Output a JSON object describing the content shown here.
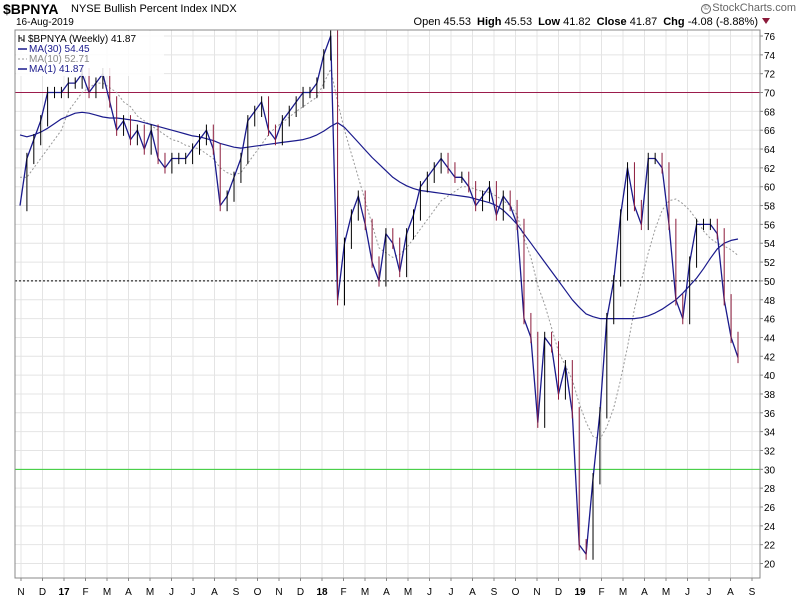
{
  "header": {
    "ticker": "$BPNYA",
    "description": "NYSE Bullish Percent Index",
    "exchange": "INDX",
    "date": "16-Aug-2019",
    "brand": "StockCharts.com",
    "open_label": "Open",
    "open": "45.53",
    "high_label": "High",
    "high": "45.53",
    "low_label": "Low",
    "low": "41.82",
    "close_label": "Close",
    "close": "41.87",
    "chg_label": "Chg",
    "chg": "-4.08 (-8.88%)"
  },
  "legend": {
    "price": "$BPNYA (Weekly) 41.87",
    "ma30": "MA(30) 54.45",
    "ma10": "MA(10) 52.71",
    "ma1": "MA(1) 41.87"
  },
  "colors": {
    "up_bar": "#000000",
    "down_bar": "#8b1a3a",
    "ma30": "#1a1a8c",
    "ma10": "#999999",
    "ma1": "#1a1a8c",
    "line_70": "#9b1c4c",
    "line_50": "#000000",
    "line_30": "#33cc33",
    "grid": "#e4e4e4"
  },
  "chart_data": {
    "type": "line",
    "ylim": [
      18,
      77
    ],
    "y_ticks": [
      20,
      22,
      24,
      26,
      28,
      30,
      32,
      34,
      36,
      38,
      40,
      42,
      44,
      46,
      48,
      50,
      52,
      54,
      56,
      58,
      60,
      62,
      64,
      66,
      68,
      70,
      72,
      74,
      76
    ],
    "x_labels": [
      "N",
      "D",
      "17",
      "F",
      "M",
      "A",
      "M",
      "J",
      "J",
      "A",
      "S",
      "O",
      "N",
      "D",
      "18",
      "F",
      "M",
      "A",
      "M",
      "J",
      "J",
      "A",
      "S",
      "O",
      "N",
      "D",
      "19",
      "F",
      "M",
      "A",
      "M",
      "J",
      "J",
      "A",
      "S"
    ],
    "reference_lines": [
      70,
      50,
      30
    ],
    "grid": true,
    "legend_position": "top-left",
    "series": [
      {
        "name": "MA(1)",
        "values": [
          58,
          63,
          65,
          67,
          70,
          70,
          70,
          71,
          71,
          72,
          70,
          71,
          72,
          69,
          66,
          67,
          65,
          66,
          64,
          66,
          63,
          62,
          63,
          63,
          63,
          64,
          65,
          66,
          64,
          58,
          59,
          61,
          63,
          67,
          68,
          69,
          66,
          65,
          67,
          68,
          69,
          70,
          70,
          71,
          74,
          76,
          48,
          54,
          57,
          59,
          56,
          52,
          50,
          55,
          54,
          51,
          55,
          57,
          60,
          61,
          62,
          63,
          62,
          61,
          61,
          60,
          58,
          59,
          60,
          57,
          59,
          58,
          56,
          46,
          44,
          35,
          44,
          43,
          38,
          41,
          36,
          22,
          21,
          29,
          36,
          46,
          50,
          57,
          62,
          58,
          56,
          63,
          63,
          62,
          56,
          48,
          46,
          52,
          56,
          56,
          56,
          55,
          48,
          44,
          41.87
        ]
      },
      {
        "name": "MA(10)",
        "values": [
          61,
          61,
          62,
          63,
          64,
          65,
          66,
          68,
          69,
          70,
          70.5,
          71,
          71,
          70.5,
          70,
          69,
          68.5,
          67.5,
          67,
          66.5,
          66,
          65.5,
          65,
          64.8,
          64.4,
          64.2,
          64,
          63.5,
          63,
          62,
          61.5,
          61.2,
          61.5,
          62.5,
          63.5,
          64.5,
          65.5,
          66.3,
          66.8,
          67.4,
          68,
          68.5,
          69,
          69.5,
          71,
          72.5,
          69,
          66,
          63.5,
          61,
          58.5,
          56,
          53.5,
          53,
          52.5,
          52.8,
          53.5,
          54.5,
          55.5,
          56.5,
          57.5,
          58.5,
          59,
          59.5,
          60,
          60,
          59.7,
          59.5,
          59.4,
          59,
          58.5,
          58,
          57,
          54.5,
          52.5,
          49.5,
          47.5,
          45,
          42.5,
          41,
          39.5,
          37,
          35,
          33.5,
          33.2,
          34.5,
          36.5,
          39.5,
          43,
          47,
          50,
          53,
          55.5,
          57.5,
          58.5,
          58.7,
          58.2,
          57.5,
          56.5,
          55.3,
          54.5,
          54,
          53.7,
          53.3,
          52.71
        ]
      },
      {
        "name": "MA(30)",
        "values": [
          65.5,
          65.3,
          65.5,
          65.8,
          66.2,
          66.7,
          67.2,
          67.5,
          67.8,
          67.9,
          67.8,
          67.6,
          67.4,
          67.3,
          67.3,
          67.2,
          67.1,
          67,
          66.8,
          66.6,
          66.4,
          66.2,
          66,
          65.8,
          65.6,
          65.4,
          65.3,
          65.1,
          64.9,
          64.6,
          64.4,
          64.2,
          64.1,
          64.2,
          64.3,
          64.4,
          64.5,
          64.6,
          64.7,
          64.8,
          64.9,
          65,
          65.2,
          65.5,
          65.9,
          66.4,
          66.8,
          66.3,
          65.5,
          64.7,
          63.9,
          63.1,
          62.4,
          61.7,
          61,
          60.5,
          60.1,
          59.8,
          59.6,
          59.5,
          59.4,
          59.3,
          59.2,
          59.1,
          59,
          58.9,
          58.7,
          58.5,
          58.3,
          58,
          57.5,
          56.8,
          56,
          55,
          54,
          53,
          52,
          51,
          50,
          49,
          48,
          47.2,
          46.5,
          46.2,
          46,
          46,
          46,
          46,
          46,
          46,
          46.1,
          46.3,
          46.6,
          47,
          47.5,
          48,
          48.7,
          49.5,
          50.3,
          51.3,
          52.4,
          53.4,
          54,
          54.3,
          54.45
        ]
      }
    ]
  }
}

_____

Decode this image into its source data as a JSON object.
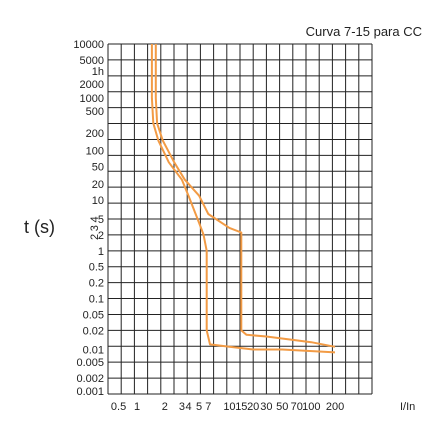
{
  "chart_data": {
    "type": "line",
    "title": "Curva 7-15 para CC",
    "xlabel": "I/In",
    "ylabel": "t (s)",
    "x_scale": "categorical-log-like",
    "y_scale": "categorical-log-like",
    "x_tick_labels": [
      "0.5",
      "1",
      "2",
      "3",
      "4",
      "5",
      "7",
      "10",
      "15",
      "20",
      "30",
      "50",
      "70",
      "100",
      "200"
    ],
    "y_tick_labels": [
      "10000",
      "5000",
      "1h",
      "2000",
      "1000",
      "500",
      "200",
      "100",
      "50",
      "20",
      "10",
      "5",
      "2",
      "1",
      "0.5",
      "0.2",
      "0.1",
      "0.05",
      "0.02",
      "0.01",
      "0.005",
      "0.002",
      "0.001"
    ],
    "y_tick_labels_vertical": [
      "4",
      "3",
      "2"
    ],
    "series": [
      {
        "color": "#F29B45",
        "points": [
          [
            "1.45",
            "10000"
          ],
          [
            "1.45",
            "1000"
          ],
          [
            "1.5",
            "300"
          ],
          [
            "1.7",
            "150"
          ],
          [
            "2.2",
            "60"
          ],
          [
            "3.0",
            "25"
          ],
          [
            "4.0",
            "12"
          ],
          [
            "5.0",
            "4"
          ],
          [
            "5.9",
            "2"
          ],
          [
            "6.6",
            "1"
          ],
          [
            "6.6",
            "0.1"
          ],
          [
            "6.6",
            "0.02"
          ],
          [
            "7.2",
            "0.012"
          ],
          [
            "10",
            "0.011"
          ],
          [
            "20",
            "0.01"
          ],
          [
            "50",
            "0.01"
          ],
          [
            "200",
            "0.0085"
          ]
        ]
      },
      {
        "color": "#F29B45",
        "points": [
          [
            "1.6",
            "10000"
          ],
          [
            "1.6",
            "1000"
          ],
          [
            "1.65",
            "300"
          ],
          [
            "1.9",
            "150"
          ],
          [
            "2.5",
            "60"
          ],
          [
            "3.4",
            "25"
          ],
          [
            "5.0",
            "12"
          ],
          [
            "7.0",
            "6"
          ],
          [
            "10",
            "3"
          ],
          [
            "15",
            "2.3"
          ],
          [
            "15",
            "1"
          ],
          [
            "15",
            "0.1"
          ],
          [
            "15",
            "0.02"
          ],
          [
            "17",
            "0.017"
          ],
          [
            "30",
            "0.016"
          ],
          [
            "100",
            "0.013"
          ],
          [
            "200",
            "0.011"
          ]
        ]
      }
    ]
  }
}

_____

__Exercise instructions__. Copy each line of the data that contains the word "JSON".

__Output of the task__.
Output a JSON object describing the content shown here.
Decode this image into its source data as a JSON object.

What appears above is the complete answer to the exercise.